* Start *
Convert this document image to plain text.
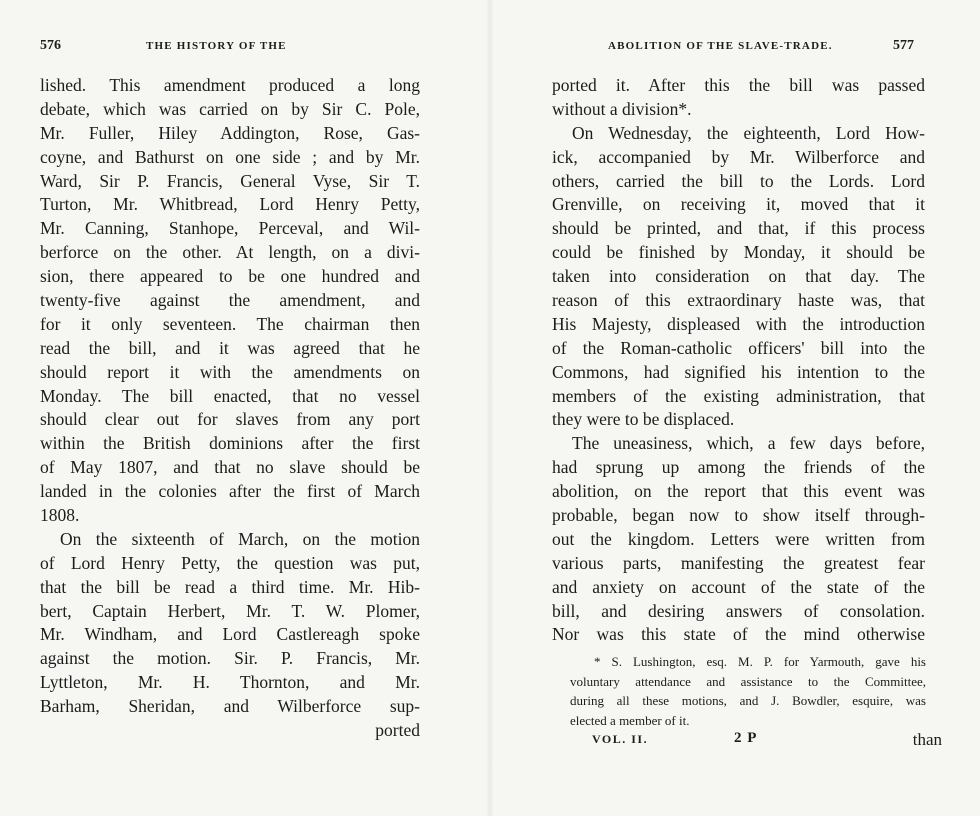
576	THE HISTORY OF THE
lished. This amendment produced a long
debate, which was carried on by Sir C. Pole,
Mr. Fuller, Hiley Addington, Rose, Gas-
coyne, and Bathurst on one side ; and by Mr.
Ward, Sir P. Francis, General Vyse, Sir T.
Turton, Mr. Whitbread, Lord Henry Petty,
Mr. Canning, Stanhope, Perceval, and Wil-
berforce on the other. At length, on a divi-
sion, there appeared to be one hundred and
twenty-five against the amendment, and
for it only seventeen. The chairman then
read the bill, and it was agreed that he
should report it with the amendments on
Monday. The bill enacted, that no vessel
should clear out for slaves from any port
within the British dominions after the first
of May 1807, and that no slave should be
landed in the colonies after the first of March
1808.
On the sixteenth of March, on the motion
of Lord Henry Petty, the question was put,
that the bill be read a third time. Mr. Hib-
bert, Captain Herbert, Mr. T. W. Plomer,
Mr. Windham, and Lord Castlereagh spoke
against the motion. Sir. P. Francis, Mr.
Lyttleton, Mr. H. Thornton, and Mr.
Barham, Sheridan, and Wilberforce sup-
ported
ABOLITION OF THE SLAVE-TRADE.	577
ported it. After this the bill was passed
without a division*.
On Wednesday, the eighteenth, Lord How-
ick, accompanied by Mr. Wilberforce and
others, carried the bill to the Lords. Lord
Grenville, on receiving it, moved that it
should be printed, and that, if this process
could be finished by Monday, it should be
taken into consideration on that day. The
reason of this extraordinary haste was, that
His Majesty, displeased with the introduction
of the Roman-catholic officers' bill into the
Commons, had signified his intention to the
members of the existing administration, that
they were to be displaced.
The uneasiness, which, a few days before,
had sprung up among the friends of the
abolition, on the report that this event was
probable, began now to show itself through-
out the kingdom. Letters were written from
various parts, manifesting the greatest fear
and anxiety on account of the state of the
bill, and desiring answers of consolation.
Nor was this state of the mind otherwise
* S. Lushington, esq. M. P. for Yarmouth, gave his
voluntary attendance and assistance to the Committee,
during all these motions, and J. Bowdler, esquire, was
elected a member of it.
VOL. II.	2 P	than
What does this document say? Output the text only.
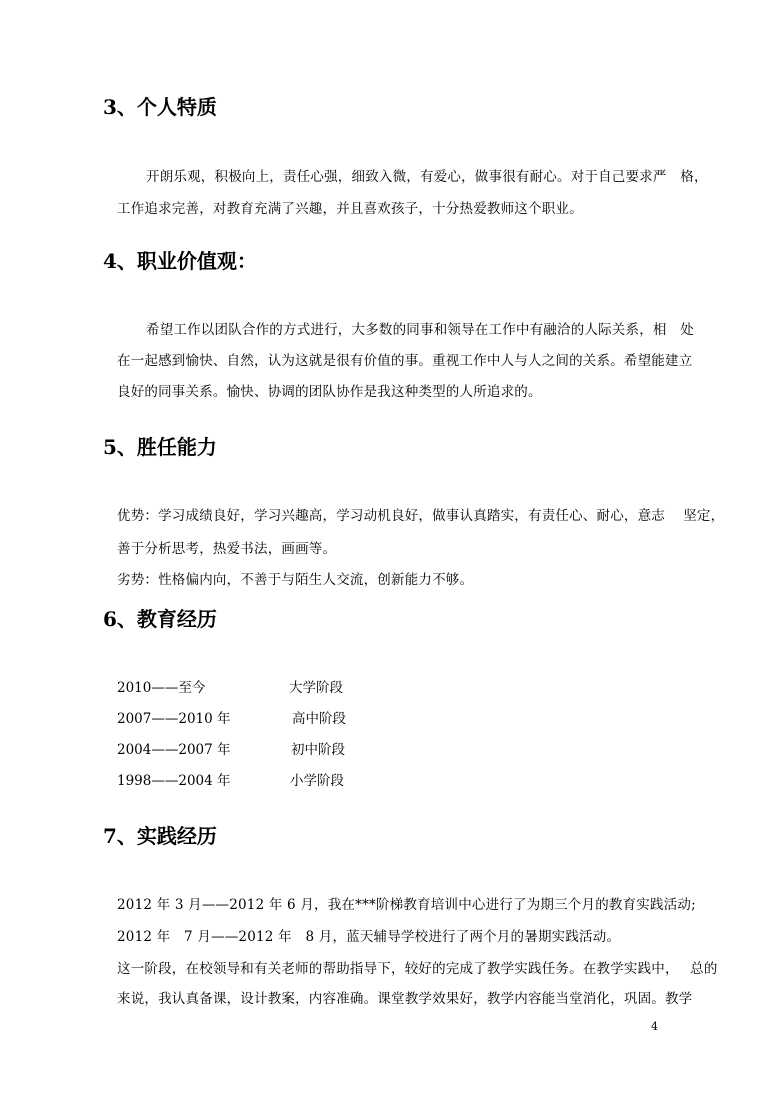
3、个人特质

开朗乐观，积极向上，责任心强，细致入微，有爱心，做事很有耐心。对于自己要求严　格，

工作追求完善，对教育充满了兴趣，并且喜欢孩子，十分热爱教师这个职业。

4、职业价值观：

希望工作以团队合作的方式进行，大多数的同事和领导在工作中有融洽的人际关系，相　处

在一起感到愉快、自然，认为这就是很有价值的事。重视工作中人与人之间的关系。希望能建立

良好的同事关系。愉快、协调的团队协作是我这种类型的人所追求的。

5、胜任能力

优势：学习成绩良好，学习兴趣高，学习动机良好，做事认真踏实，有责任心、耐心，意志　 坚定，

善于分析思考，热爱书法，画画等。

劣势：性格偏内向，不善于与陌生人交流，创新能力不够。

6、教育经历
2010——至今	大学阶段
2007——2010 年	高中阶段
2004——2007 年	初中阶段
1998——2004 年	小学阶段
7、实践经历

2012 年 3 月——2012 年 6 月，我在***阶梯教育培训中心进行了为期三个月的教育实践活动;

2012 年　7 月——2012 年　8 月，蓝天辅导学校进行了两个月的暑期实践活动。

这一阶段，在校领导和有关老师的帮助指导下，较好的完成了教学实践任务。在教学实践中，　 总的

来说，我认真备课，设计教案，内容准确。课堂教学效果好，教学内容能当堂消化，巩固。教学

4
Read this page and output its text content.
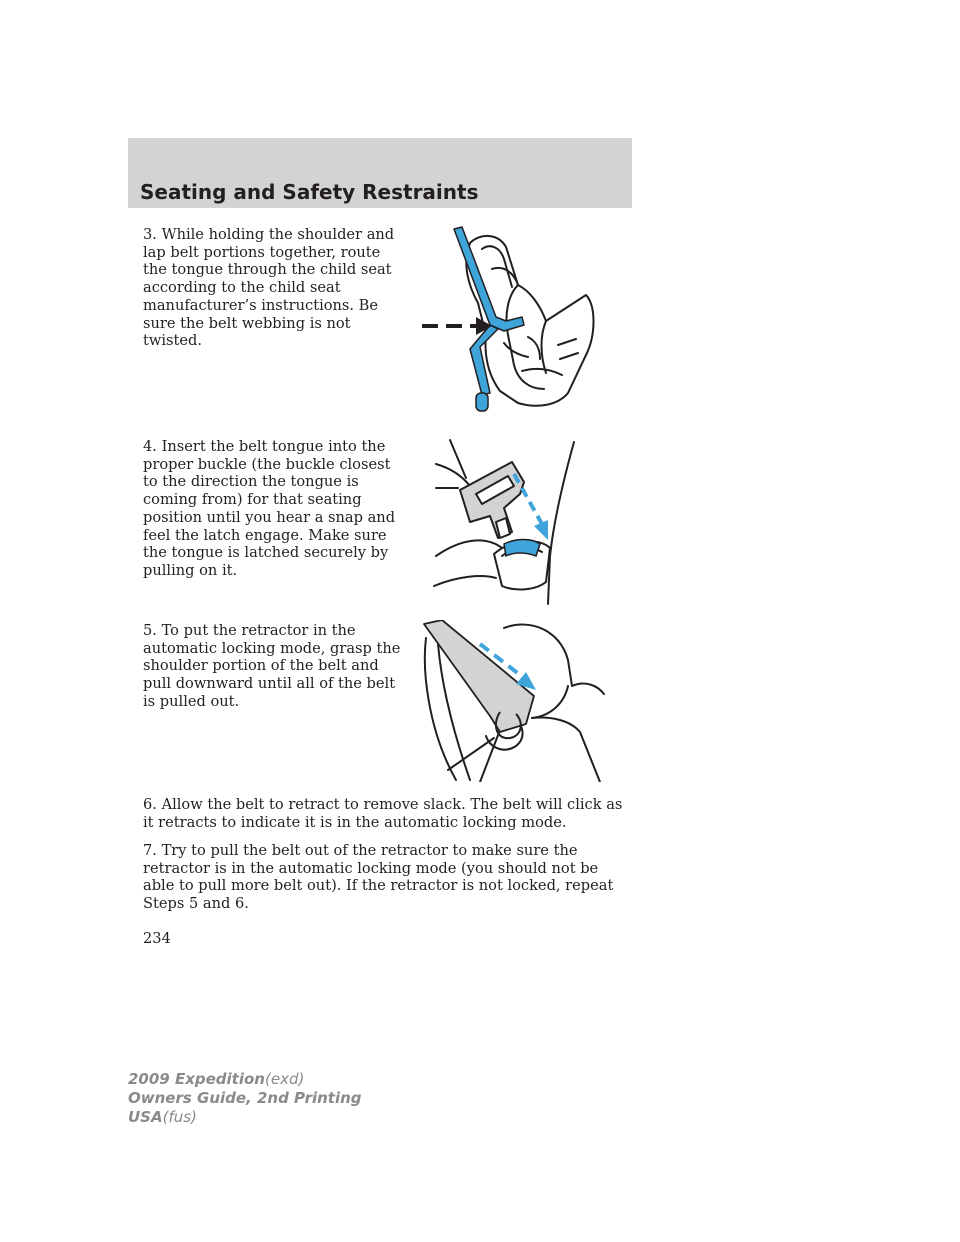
Seating and Safety Restraints

3. While holding the shoulder and lap belt portions together, route the tongue through the child seat according to the child seat manufacturer’s instructions. Be sure the belt webbing is not twisted.

4. Insert the belt tongue into the proper buckle (the buckle closest to the direction the tongue is coming from) for that seating position until you hear a snap and feel the latch engage. Make sure the tongue is latched securely by pulling on it.

5. To put the retractor in the automatic locking mode, grasp the shoulder portion of the belt and pull downward until all of the belt is pulled out.

6. Allow the belt to retract to remove slack. The belt will click as it retracts to indicate it is in the automatic locking mode.

7. Try to pull the belt out of the retractor to make sure the retractor is in the automatic locking mode (you should not be able to pull more belt out). If the retractor is not locked, repeat Steps 5 and 6.

234

2009 Expedition(exd)
Owners Guide, 2nd Printing
USA(fus)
* End *
**TASK DIRECTIONS**
Above are the records. Identify each line that contains the word "document".

**ANSWER IN FULL**
Convert this document image to plain text.
What does this document say? Output the text only.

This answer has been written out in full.